- **EXERCISE OBJECTIVE**
Pull every line containing "header" from the entries.

- **DATASET EXTRACT**
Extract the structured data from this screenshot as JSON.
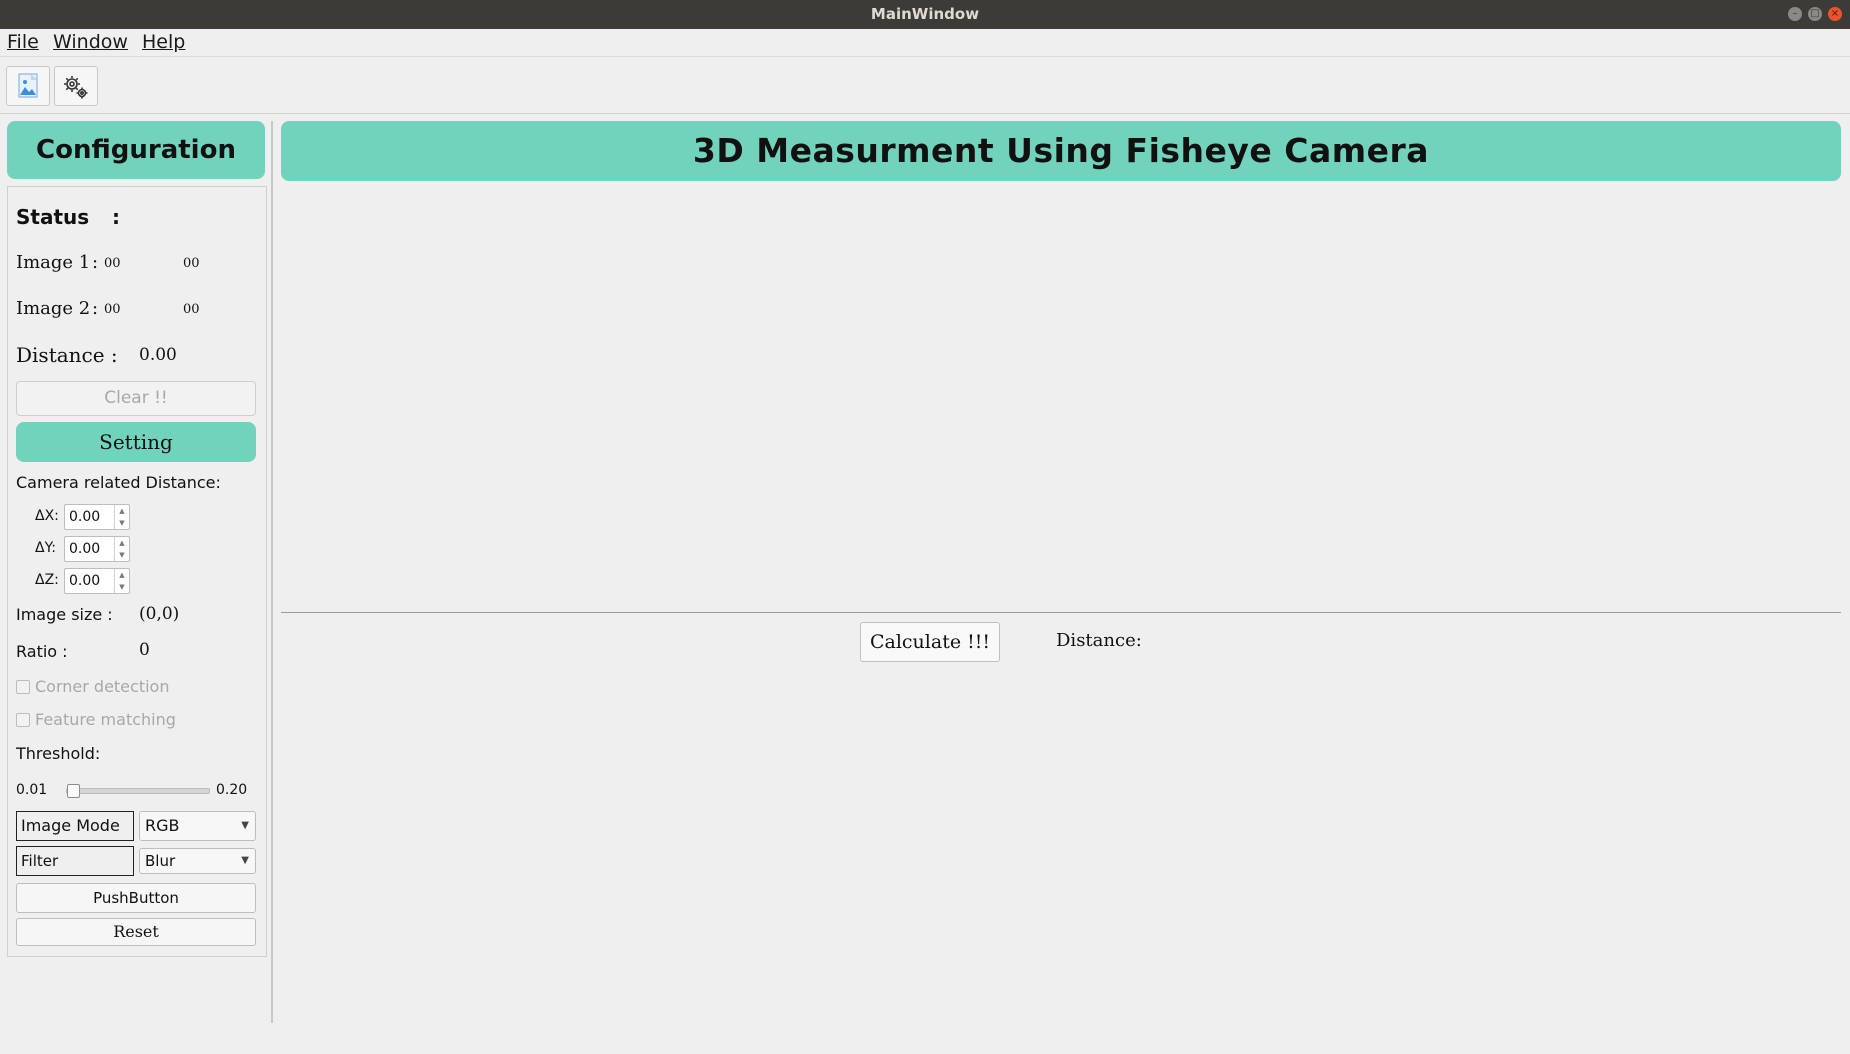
{
  "window": {
    "title": "MainWindow"
  },
  "menu": {
    "items": [
      "File",
      "Window",
      "Help"
    ]
  },
  "toolbar": {
    "icons": [
      "image-icon",
      "settings-gears-icon"
    ]
  },
  "config": {
    "header": "Configuration",
    "status_label": "Status",
    "status_colon": ":",
    "image1": {
      "label": "Image 1",
      "colon": ":",
      "x": "00",
      "y": "00"
    },
    "image2": {
      "label": "Image 2",
      "colon": ":",
      "x": "00",
      "y": "00"
    },
    "distance": {
      "label": "Distance :",
      "value": "0.00"
    },
    "clear_button": "Clear !!",
    "setting_button": "Setting",
    "camera_distance_label": "Camera related Distance:",
    "dx": {
      "label": "ΔX:",
      "value": "0.00"
    },
    "dy": {
      "label": "ΔY:",
      "value": "0.00"
    },
    "dz": {
      "label": "ΔZ:",
      "value": "0.00"
    },
    "image_size": {
      "label": "Image size :",
      "value": "(0,0)"
    },
    "ratio": {
      "label": "Ratio :",
      "value": "0"
    },
    "corner_detection": {
      "label": "Corner detection",
      "checked": false
    },
    "feature_matching": {
      "label": "Feature matching",
      "checked": false
    },
    "threshold": {
      "label": "Threshold:",
      "min": "0.01",
      "max": "0.20",
      "value": 0.01
    },
    "image_mode": {
      "label": "Image Mode",
      "selected": "RGB"
    },
    "filter": {
      "label": "Filter",
      "selected": "Blur"
    },
    "push_button": "PushButton",
    "reset_button": "Reset"
  },
  "main": {
    "header": "3D Measurment Using Fisheye Camera",
    "calculate_button": "Calculate !!!",
    "distance_label": "Distance:"
  },
  "colors": {
    "accent": "#72d3bc",
    "titlebar": "#3c3b37",
    "close": "#e9542c"
  }
}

- **RESULT**
    "header": "Configuration",
    "header": "3D Measurment Using Fisheye Camera",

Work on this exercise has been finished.